# THE EXERCISE:
Examine the entries below, count the lines holding the string "purchase", and respond with the number only.
- - - -
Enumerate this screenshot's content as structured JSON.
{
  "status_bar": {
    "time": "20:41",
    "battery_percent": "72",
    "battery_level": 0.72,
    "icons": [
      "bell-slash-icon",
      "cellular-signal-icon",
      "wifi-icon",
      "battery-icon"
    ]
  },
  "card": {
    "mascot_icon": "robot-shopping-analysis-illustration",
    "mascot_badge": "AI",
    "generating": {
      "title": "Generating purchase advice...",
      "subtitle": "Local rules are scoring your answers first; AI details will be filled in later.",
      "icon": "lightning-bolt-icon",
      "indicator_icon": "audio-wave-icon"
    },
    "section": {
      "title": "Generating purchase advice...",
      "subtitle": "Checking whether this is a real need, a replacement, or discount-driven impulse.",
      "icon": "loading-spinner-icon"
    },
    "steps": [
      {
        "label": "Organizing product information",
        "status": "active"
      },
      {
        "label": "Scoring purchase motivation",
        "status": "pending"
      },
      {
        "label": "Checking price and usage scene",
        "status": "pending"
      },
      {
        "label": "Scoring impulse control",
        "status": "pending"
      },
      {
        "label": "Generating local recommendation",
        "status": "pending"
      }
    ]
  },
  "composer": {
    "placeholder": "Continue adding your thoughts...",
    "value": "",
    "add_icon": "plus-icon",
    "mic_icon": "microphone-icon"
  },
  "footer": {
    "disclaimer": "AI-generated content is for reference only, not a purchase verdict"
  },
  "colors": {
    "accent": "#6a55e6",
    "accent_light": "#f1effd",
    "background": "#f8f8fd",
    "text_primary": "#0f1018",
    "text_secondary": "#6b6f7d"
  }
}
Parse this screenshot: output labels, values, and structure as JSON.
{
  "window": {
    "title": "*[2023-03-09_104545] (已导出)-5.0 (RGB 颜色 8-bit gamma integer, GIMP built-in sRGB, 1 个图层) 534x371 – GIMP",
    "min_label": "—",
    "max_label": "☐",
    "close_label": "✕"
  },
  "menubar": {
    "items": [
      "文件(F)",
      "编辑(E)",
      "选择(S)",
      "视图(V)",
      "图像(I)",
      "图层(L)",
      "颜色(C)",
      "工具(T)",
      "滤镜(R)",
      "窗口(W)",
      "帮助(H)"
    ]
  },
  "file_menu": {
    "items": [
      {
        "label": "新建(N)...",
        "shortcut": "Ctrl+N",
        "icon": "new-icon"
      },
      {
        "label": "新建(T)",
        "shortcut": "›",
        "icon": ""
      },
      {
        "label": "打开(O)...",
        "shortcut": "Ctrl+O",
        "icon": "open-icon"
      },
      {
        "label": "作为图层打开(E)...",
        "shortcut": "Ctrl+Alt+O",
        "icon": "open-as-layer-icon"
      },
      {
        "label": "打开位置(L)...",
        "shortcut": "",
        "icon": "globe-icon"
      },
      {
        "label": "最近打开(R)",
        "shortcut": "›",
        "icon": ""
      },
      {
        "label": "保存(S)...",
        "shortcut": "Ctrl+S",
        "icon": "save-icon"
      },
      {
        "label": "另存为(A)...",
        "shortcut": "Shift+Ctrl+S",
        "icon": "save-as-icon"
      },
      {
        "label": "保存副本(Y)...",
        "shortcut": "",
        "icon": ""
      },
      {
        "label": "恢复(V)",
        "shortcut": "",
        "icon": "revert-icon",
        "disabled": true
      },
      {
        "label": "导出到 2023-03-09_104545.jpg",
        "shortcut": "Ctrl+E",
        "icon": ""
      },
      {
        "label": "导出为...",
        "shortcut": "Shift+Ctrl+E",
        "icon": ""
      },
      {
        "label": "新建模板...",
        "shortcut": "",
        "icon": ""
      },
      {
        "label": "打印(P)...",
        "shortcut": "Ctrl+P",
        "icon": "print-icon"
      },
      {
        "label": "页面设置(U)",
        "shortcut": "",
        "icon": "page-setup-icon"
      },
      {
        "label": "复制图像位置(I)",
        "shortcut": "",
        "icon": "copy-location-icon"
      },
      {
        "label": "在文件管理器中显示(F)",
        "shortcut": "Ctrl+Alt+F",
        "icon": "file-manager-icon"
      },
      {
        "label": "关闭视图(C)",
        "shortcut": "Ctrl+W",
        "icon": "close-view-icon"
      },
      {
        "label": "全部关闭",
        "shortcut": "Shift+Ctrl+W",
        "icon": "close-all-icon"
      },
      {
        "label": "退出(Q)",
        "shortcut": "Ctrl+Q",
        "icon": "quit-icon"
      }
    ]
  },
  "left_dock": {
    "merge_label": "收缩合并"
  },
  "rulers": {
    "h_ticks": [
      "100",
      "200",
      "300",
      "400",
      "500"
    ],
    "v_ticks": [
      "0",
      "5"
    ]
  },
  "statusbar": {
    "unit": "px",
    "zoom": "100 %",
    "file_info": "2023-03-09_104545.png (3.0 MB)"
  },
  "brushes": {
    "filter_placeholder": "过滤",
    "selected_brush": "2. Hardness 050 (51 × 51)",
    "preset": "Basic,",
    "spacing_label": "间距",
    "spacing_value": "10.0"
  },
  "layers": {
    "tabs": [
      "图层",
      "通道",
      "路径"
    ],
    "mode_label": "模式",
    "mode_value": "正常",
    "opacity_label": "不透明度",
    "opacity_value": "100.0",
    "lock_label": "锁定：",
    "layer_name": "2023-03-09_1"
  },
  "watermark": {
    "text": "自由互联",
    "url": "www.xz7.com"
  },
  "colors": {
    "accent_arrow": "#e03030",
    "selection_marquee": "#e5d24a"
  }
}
- - - -
# PROBLEM SOLUTION:
4